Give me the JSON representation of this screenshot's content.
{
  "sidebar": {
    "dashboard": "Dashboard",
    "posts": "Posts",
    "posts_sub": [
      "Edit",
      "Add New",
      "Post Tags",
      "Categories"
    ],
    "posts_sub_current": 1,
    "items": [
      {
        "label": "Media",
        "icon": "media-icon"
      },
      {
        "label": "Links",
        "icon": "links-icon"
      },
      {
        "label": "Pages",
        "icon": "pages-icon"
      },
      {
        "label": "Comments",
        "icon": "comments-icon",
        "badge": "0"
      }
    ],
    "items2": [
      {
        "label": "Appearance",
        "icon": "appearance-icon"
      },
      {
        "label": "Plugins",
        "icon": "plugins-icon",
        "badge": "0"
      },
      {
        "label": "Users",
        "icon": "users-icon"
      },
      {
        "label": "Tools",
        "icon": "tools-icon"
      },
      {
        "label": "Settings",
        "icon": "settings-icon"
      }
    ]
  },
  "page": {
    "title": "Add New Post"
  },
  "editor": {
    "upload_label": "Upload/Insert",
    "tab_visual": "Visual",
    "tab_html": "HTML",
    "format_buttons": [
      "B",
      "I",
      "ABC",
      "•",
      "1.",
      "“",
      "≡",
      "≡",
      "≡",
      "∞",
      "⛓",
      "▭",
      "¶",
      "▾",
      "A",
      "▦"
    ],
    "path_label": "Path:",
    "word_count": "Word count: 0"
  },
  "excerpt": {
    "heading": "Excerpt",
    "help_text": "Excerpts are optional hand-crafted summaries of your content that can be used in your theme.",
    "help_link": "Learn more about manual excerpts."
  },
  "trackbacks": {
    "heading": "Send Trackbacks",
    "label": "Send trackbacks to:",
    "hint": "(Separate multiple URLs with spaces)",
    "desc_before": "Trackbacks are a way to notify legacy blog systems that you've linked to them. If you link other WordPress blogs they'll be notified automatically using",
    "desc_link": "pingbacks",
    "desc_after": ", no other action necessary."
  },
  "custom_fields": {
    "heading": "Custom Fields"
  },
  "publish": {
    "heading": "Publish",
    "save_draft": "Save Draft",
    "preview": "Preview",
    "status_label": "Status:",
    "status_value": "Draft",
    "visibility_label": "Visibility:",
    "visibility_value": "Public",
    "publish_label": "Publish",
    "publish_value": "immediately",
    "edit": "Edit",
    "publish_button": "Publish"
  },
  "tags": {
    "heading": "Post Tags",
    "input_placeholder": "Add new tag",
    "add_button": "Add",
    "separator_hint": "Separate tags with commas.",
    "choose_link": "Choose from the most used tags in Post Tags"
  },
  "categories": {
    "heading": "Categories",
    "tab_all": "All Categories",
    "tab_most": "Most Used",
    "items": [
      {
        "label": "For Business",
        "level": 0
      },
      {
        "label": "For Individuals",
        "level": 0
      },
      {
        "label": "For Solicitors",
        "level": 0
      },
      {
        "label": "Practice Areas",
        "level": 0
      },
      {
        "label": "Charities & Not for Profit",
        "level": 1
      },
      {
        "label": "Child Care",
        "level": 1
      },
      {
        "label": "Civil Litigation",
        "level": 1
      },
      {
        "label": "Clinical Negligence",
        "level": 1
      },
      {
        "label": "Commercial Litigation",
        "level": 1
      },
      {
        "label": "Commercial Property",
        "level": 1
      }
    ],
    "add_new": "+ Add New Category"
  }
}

────

The records above are to be repeated exactly, in their entirety.

(Answer for the task):
Give me the JSON representation of this screenshot's content.
{
  "sidebar": {
    "dashboard": "Dashboard",
    "posts": "Posts",
    "posts_sub": [
      "Edit",
      "Add New",
      "Post Tags",
      "Categories"
    ],
    "posts_sub_current": 1,
    "items": [
      {
        "label": "Media",
        "icon": "media-icon"
      },
      {
        "label": "Links",
        "icon": "links-icon"
      },
      {
        "label": "Pages",
        "icon": "pages-icon"
      },
      {
        "label": "Comments",
        "icon": "comments-icon",
        "badge": "0"
      }
    ],
    "items2": [
      {
        "label": "Appearance",
        "icon": "appearance-icon"
      },
      {
        "label": "Plugins",
        "icon": "plugins-icon",
        "badge": "0"
      },
      {
        "label": "Users",
        "icon": "users-icon"
      },
      {
        "label": "Tools",
        "icon": "tools-icon"
      },
      {
        "label": "Settings",
        "icon": "settings-icon"
      }
    ]
  },
  "page": {
    "title": "Add New Post"
  },
  "editor": {
    "upload_label": "Upload/Insert",
    "tab_visual": "Visual",
    "tab_html": "HTML",
    "format_buttons": [
      "B",
      "I",
      "ABC",
      "•",
      "1.",
      "“",
      "≡",
      "≡",
      "≡",
      "∞",
      "⛓",
      "▭",
      "¶",
      "▾",
      "A",
      "▦"
    ],
    "path_label": "Path:",
    "word_count": "Word count: 0"
  },
  "excerpt": {
    "heading": "Excerpt",
    "help_text": "Excerpts are optional hand-crafted summaries of your content that can be used in your theme.",
    "help_link": "Learn more about manual excerpts."
  },
  "trackbacks": {
    "heading": "Send Trackbacks",
    "label": "Send trackbacks to:",
    "hint": "(Separate multiple URLs with spaces)",
    "desc_before": "Trackbacks are a way to notify legacy blog systems that you've linked to them. If you link other WordPress blogs they'll be notified automatically using",
    "desc_link": "pingbacks",
    "desc_after": ", no other action necessary."
  },
  "custom_fields": {
    "heading": "Custom Fields"
  },
  "publish": {
    "heading": "Publish",
    "save_draft": "Save Draft",
    "preview": "Preview",
    "status_label": "Status:",
    "status_value": "Draft",
    "visibility_label": "Visibility:",
    "visibility_value": "Public",
    "publish_label": "Publish",
    "publish_value": "immediately",
    "edit": "Edit",
    "publish_button": "Publish"
  },
  "tags": {
    "heading": "Post Tags",
    "input_placeholder": "Add new tag",
    "add_button": "Add",
    "separator_hint": "Separate tags with commas.",
    "choose_link": "Choose from the most used tags in Post Tags"
  },
  "categories": {
    "heading": "Categories",
    "tab_all": "All Categories",
    "tab_most": "Most Used",
    "items": [
      {
        "label": "For Business",
        "level": 0
      },
      {
        "label": "For Individuals",
        "level": 0
      },
      {
        "label": "For Solicitors",
        "level": 0
      },
      {
        "label": "Practice Areas",
        "level": 0
      },
      {
        "label": "Charities & Not for Profit",
        "level": 1
      },
      {
        "label": "Child Care",
        "level": 1
      },
      {
        "label": "Civil Litigation",
        "level": 1
      },
      {
        "label": "Clinical Negligence",
        "level": 1
      },
      {
        "label": "Commercial Litigation",
        "level": 1
      },
      {
        "label": "Commercial Property",
        "level": 1
      }
    ],
    "add_new": "+ Add New Category"
  }
}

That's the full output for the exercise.